# GFT CFD users - please read



## Duffenator (26 November 2008)

Hi All,

If you trade CFDs with GFT could I suggest you check your charts for the following problem.

When using a 1min chart of the AUS200 for the last two days, and i suspect everyday, the 1min bar which occurs at 11am lasts for 5min. The time when this occurs is 00:00 on the platform. The next bar which forms is at 00:05. From then on, each bar occurs at 1min intervals.


Could I ask GFT users to have a look at the 1min chart of the AUS200 cash, and see if they get the same problem? Your help would be greatly appreciated!!!

It might seem like a minor problem...but it is very frustrating!


----------



## Jack Payback (17 April 2009)

I've noticed this also.


----------



## aussijack (8 January 2010)

Jack Payback said:


> I've noticed this also.




Today GFT cancelled my executed order CBH traded at10.07am.I placed before it's trading halt(10.11am) and it was executed than after 20-30 latter I got a call from GFt say market was closed and no trade for CBH,so your CBH order will be cancelled.Can CFD provider cancel executed order?Anybody can help in this matter.


----------



## skc (8 January 2010)

aussijack said:


> Today GFT cancelled my executed order CBH traded at10.07am.I placed before it's trading halt(10.11am) and it was executed than after 20-30 latter I got a call from GFt say market was closed and no trade for CBH,so your CBH order will be cancelled.Can CFD provider cancel executed order?Anybody can help in this matter.




There is no trade in CBH today it was halted before market open.

If your order was executed it was an error and so they probably have the right to cancel the trade.


----------



## aussijack (8 January 2010)

skc said:


> There is no trade in CBH today it was halted before market open.
> 
> If your order was executed it was an error and so they probably have the right to cancel the trade.




Why that sort of error will occur with such big company.probably they should mark it as trading halt, is'nt it?Could you pls tell me in what capacity they have right to cancel an executed order.


----------



## skc (8 January 2010)

aussijack said:


> Why that sort of error will occur with such big company.probably they should mark it as trading halt, is'nt it?Could you pls tell me in what capacity they have right to cancel an executed order.




In the capacity that they are your counterparty and you signed some sort of agreement giving them the right to cancel trades at their discretion? I don't have an account with them but most CFD providers would have things like that covered.

If the same thing happens to another share and the announcement was an insto placement, you'd probably wish they would cancel their trade...


----------

◆ MATERIAL PROVIDED
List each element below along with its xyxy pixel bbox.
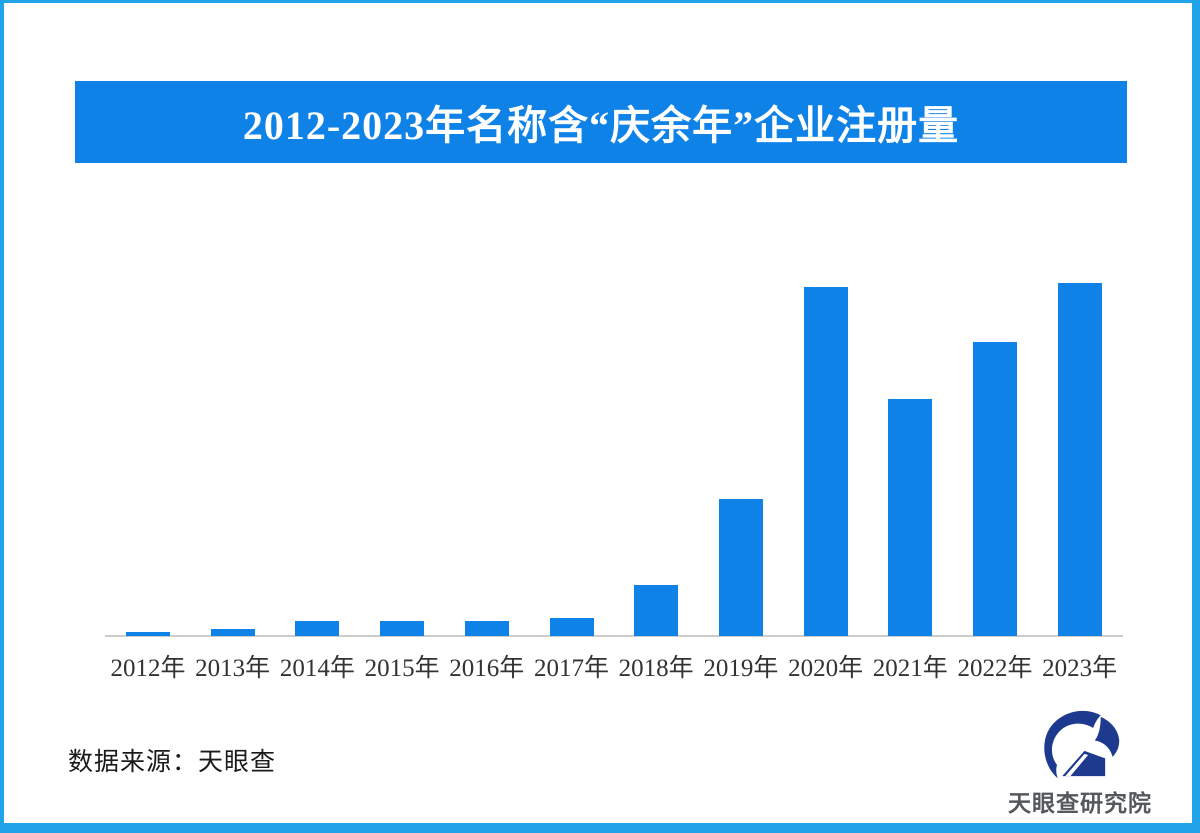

◆ WRITTEN REQUEST
Copy out the passage of the GFT CFD thread starting with "In the capacity" and going on through "cancel their trade...". You won't need the listing for this.

◆ WORKED ANSWER
In the capacity that they are your counterparty and you signed some sort of agreement giving them the right to cancel trades at their discretion? I don't have an account with them but most CFD providers would have things like that covered.

If the same thing happens to another share and the announcement was an insto placement, you'd probably wish they would cancel their trade...